-- Start EXERCISE MATERIALS --

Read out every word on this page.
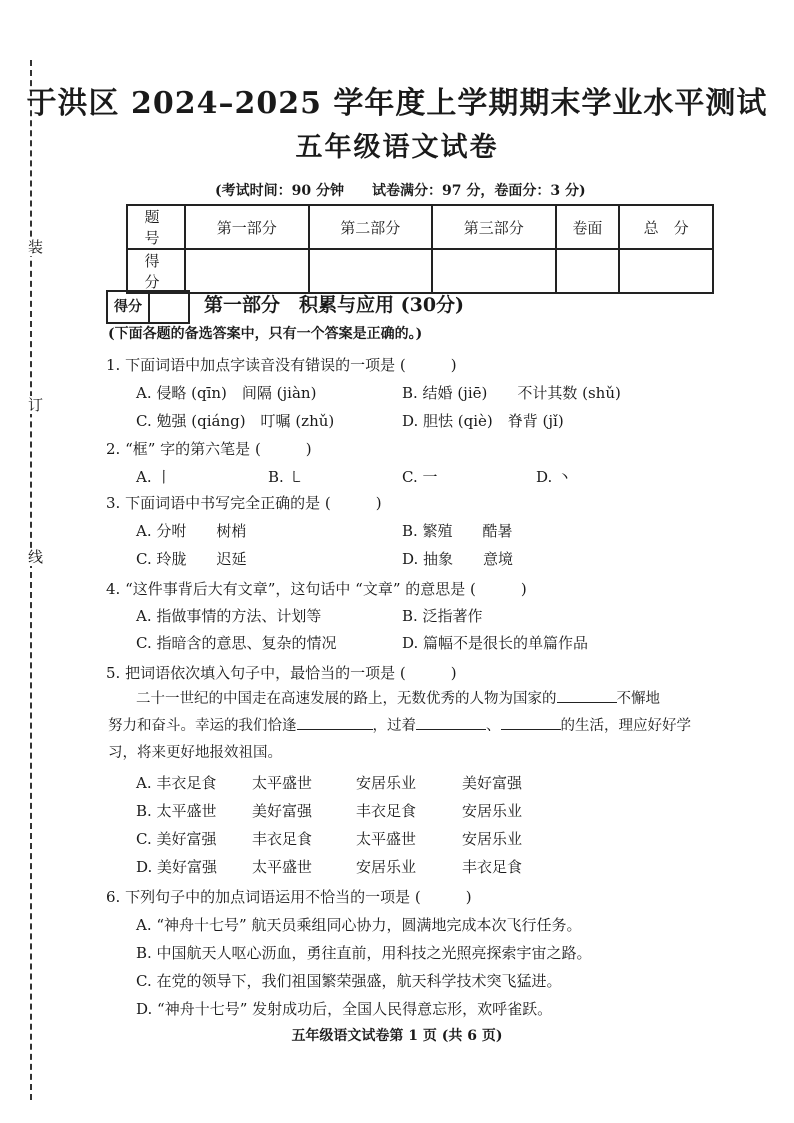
装
订
线
于洪区 2024–2025 学年度上学期期末学业水平测试
五年级语文试卷
(考试时间：90 分钟　　试卷满分：97 分，卷面分：3 分)
题 号	第一部分	第二部分	第三部分	卷面	总　分
得 分					
得分	第一部分　积累与应用 (30分)
(下面各题的备选答案中，只有一个答案是正确的。)
1. 下面词语中加点字读音没有错误的一项是 (　　　)
A. 侵略 (qīn)　间隔 (jiàn)	B. 结婚 (jiē)　　不计其数 (shǔ)
C. 勉强 (qiáng)　叮嘱 (zhǔ)	D. 胆怯 (qiè)　脊背 (jǐ)
2. “框” 字的第六笔是 (　　　)
A. 丨	B. ㇄	C. 一	D. 丶
3. 下面词语中书写完全正确的是 (　　　)
A. 分咐　　树梢	B. 繁殖　　酷暑
C. 玲胧　　迟延	D. 抽象　　意境
4. “这件事背后大有文章”，这句话中 “文章” 的意思是 (　　　)
A. 指做事情的方法、计划等	B. 泛指著作
C. 指暗含的意思、复杂的情况	D. 篇幅不是很长的单篇作品
5. 把词语依次填入句子中，最恰当的一项是 (　　　)
二十一世纪的中国走在高速发展的路上，无数优秀的人物为国家的	不懈地
努力和奋斗。幸运的我们恰逢	，过着	、	的生活，理应好好学
习，将来更好地报效祖国。
A. 丰衣足食 太平盛世	安居乐业	美好富强
B. 太平盛世 美好富强	丰衣足食	安居乐业
C. 美好富强 丰衣足食	太平盛世	安居乐业
D. 美好富强 太平盛世	安居乐业	丰衣足食
6. 下列句子中的加点词语运用不恰当的一项是 (　　　)
A. “神舟十七号” 航天员乘组同心协力，圆满地完成本次飞行任务。
B. 中国航天人呕心沥血，勇往直前，用科技之光照亮探索宇宙之路。
C. 在党的领导下，我们祖国繁荣强盛，航天科学技术突飞猛进。
D. “神舟十七号” 发射成功后，全国人民得意忘形，欢呼雀跃。
五年级语文试卷第 1 页 (共 6 页)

-- End EXERCISE MATERIALS --

* _WRITTEN PROBLEM_
Pull every line containing "神舟十七号" out of the data above.

* _ANSWER TO THE TASK_
A. “神舟十七号” 航天员乘组同心协力，圆满地完成本次飞行任务。
D. “神舟十七号” 发射成功后，全国人民得意忘形，欢呼雀跃。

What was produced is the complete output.